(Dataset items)
• • • •

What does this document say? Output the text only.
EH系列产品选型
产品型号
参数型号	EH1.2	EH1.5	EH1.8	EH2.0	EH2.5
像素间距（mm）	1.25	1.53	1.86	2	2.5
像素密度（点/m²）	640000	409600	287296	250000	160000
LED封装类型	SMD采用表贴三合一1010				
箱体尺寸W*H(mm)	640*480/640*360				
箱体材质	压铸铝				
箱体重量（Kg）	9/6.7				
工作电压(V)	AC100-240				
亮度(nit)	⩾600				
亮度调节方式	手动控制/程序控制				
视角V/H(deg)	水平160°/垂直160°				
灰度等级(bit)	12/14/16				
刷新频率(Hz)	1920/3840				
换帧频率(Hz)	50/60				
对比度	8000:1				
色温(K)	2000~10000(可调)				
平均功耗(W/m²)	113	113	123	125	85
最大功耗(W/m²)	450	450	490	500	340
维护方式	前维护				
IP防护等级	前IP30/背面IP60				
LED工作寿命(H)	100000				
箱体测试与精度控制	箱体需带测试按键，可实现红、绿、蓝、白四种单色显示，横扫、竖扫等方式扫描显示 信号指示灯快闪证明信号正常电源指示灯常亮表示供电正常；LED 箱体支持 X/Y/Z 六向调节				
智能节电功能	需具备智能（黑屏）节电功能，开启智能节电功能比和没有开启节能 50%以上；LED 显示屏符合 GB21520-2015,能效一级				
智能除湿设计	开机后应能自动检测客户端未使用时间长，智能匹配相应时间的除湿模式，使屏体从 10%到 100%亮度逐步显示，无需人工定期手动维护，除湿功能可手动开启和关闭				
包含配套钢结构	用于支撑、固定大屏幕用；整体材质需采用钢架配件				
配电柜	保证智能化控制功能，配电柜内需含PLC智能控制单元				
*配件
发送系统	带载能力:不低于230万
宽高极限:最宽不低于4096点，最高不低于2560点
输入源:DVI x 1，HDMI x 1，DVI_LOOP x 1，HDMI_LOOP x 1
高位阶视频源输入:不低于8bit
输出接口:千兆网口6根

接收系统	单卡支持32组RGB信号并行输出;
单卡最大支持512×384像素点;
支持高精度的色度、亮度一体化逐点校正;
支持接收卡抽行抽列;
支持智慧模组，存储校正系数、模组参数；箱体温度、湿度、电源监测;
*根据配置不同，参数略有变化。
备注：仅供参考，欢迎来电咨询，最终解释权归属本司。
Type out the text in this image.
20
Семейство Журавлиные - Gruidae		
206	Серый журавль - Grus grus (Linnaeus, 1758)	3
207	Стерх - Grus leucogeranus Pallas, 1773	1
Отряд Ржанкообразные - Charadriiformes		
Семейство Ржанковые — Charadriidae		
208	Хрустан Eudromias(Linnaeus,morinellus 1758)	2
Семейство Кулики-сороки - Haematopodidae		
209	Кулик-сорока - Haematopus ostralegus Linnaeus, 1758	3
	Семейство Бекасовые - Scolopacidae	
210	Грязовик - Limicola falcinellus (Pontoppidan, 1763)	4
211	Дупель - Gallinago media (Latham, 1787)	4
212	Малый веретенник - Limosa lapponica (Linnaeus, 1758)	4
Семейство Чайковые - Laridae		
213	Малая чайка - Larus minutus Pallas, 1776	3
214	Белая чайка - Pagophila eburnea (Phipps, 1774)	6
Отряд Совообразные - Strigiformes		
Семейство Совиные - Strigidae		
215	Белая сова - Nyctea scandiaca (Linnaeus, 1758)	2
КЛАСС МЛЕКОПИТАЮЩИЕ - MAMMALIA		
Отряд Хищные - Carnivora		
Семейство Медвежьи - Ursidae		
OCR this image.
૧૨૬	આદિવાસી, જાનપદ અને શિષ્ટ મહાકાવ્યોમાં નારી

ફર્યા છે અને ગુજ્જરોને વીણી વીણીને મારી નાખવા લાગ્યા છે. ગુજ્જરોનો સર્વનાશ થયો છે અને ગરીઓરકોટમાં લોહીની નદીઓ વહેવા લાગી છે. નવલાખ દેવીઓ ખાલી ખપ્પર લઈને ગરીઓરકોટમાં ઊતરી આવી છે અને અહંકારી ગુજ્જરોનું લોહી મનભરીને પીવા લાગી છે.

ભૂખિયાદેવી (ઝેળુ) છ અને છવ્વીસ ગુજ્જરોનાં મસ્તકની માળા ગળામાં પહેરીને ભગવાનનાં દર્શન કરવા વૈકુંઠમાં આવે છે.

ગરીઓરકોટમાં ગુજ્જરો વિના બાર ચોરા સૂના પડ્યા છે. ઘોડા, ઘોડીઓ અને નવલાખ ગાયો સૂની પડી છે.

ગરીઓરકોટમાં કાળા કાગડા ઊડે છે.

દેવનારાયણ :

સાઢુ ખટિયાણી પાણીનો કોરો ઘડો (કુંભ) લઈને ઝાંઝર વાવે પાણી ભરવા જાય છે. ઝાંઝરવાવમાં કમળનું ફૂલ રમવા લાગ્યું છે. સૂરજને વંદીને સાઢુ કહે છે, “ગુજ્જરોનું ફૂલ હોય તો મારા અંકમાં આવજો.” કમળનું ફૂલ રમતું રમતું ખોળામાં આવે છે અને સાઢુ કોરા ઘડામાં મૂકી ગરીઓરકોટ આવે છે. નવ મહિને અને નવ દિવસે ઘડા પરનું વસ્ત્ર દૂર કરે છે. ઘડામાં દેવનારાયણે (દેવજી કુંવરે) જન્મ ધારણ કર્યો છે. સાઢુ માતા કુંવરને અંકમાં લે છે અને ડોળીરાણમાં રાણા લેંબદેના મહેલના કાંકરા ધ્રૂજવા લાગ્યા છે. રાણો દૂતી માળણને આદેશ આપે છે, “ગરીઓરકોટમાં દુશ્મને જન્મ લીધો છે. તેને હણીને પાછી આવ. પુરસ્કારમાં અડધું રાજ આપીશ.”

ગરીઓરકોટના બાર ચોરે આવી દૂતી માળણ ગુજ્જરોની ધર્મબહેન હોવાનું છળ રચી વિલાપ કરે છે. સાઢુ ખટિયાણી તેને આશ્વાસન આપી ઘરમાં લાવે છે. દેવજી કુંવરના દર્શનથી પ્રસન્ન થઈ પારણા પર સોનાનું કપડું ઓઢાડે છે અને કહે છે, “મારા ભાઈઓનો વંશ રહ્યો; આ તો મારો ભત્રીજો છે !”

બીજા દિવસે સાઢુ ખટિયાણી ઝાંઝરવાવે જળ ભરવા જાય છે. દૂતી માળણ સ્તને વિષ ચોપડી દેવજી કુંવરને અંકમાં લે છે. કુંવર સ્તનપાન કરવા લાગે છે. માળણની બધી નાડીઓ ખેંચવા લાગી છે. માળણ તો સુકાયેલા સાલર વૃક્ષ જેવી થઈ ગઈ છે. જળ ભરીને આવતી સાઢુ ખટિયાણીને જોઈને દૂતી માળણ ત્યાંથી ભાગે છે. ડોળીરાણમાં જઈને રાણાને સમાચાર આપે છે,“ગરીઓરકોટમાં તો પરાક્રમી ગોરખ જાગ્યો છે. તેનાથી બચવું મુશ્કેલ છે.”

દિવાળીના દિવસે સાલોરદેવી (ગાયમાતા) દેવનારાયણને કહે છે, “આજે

• • • •

Stated problem ::
Return every line from the records above that holds the word "чайка".

Finished exercise ::
213	Малая чайка - Larus minutus Pallas, 1776	3
214	Белая чайка - Pagophila eburnea (Phipps, 1774)	6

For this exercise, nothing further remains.